#### [What is asked]
Only the lines holding the string "address" are needed. Copy each one.
** Start Source material **
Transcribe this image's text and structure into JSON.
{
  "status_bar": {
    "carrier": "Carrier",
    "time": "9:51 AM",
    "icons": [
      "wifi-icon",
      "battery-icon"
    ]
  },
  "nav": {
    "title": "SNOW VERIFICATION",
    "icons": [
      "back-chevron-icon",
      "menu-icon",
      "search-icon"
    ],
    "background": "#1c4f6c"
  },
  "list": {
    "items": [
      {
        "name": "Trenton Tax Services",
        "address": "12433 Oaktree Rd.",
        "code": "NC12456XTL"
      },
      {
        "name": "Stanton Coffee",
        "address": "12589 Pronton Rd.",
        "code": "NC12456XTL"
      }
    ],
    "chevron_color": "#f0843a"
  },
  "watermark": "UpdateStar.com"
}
** End Source material **
#### [Worked answer]
        "address": "12433 Oaktree Rd.",
        "address": "12589 Pronton Rd.",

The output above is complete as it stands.